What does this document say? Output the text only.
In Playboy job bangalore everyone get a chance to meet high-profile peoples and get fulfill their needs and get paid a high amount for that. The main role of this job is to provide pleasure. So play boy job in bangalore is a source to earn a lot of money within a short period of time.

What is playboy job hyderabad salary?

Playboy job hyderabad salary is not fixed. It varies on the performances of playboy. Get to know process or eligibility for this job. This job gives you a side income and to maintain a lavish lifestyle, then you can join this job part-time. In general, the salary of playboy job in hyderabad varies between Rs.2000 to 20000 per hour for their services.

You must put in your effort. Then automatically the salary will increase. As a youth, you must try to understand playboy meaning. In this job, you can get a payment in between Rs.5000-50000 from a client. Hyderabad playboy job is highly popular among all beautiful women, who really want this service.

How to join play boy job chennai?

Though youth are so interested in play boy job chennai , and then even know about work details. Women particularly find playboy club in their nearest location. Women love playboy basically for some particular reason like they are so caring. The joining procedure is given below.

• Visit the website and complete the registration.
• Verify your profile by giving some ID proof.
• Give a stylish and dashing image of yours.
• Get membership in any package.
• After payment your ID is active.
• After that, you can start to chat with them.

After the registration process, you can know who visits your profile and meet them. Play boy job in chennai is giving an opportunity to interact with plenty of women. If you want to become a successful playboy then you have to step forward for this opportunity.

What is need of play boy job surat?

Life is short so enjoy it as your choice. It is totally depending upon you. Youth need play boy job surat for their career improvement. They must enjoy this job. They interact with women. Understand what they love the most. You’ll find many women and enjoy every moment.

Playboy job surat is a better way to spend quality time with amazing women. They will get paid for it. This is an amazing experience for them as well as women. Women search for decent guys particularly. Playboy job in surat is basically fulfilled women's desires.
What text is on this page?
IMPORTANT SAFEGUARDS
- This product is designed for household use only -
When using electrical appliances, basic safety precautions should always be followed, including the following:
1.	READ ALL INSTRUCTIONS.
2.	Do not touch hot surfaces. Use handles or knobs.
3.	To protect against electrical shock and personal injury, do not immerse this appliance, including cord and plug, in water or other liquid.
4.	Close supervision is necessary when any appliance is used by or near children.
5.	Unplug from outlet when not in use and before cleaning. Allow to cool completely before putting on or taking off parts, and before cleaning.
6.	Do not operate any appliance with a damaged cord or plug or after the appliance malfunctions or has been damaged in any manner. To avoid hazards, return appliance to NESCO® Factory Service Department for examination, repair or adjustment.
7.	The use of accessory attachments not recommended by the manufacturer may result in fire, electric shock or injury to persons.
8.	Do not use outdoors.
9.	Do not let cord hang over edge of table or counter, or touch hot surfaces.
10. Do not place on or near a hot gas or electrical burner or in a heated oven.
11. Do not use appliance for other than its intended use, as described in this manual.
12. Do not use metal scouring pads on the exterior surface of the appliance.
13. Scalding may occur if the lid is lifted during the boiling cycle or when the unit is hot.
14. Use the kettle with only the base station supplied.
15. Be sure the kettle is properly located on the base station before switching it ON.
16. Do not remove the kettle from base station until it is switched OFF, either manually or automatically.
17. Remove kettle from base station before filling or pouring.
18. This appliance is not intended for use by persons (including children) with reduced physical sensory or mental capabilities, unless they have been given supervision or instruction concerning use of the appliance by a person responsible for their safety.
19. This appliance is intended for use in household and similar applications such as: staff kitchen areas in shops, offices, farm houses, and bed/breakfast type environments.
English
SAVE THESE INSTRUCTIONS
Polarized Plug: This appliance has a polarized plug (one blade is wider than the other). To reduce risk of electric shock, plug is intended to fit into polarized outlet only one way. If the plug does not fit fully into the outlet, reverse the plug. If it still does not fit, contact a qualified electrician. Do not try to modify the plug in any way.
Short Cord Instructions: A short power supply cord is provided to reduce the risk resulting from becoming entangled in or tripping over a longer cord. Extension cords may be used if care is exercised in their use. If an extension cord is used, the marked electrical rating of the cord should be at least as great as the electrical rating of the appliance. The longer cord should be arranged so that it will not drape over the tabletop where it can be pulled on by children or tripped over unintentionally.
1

::::::

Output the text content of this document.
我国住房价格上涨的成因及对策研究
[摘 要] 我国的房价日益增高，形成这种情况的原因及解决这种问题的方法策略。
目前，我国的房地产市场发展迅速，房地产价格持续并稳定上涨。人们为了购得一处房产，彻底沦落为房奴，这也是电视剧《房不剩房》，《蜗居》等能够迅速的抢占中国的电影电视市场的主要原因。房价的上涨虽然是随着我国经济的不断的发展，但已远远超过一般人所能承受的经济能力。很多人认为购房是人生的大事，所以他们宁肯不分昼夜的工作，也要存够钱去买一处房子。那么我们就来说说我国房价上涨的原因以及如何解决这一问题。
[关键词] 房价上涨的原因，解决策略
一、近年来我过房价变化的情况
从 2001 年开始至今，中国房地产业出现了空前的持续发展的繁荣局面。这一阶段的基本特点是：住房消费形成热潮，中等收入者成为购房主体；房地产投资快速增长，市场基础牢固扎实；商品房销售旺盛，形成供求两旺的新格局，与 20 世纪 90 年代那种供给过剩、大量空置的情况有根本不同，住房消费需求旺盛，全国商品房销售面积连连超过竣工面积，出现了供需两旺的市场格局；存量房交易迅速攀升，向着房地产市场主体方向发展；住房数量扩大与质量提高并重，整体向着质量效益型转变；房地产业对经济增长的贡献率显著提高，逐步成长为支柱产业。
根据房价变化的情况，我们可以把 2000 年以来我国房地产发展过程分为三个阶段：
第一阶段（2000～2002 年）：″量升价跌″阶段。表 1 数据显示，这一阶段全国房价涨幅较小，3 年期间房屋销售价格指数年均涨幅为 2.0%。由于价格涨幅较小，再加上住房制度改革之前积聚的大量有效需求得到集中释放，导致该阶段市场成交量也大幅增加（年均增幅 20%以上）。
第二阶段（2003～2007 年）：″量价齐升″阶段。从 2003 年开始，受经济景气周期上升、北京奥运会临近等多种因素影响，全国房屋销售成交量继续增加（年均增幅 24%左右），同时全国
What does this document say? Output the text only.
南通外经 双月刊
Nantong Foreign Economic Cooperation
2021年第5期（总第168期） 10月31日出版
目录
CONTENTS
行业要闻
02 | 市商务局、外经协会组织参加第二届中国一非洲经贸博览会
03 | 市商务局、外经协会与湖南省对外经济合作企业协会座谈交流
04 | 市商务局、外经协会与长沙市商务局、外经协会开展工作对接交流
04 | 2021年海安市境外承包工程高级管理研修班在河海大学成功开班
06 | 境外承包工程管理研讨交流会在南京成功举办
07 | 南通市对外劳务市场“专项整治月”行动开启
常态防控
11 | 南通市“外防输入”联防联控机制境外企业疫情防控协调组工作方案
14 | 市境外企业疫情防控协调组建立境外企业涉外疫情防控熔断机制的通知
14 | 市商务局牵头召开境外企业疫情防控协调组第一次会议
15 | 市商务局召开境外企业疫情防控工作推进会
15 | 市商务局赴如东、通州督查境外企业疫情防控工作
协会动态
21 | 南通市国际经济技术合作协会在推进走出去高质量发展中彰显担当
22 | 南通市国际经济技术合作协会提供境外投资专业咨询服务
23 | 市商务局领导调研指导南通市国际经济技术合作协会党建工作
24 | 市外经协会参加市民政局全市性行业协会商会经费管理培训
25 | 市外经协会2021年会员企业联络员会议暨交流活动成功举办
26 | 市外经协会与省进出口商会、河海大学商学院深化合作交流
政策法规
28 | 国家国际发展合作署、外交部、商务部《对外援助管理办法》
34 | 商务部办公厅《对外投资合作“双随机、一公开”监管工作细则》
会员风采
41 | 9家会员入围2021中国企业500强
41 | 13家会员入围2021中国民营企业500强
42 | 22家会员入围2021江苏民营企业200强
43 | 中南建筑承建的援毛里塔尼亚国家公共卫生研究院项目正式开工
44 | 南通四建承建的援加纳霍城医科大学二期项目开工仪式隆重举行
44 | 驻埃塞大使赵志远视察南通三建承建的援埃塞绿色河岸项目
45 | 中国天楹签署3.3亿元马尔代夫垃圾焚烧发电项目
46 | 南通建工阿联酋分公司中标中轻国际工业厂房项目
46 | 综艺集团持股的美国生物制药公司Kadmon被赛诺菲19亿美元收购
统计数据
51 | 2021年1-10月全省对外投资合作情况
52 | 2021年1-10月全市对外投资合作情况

::::::

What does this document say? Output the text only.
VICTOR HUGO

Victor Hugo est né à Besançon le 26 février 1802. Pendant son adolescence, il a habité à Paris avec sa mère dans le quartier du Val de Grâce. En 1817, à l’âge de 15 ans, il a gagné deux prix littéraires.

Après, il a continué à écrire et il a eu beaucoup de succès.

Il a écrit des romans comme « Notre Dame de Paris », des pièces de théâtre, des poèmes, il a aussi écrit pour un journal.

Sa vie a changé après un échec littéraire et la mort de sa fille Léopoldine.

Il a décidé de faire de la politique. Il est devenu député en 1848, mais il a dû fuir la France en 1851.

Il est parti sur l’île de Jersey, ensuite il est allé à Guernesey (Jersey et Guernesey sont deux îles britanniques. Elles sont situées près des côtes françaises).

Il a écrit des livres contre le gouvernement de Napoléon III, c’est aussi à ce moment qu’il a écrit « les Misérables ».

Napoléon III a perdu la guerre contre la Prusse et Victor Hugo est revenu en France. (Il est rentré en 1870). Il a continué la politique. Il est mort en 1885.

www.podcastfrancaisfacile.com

::::::

| EXERCISE REQUIREMENTS |
Copy every line of the listing containing the string "should".

| RESULT OF THIS TASK |
When using electrical appliances, basic safety precautions should always be followed, including the following:
Short Cord Instructions: A short power supply cord is provided to reduce the risk resulting from becoming entangled in or tripping over a longer cord. Extension cords may be used if care is exercised in their use. If an extension cord is used, the marked electrical rating of the cord should be at least as great as the electrical rating of the appliance. The longer cord should be arranged so that it will not drape over the tabletop where it can be pulled on by children or tripped over unintentionally.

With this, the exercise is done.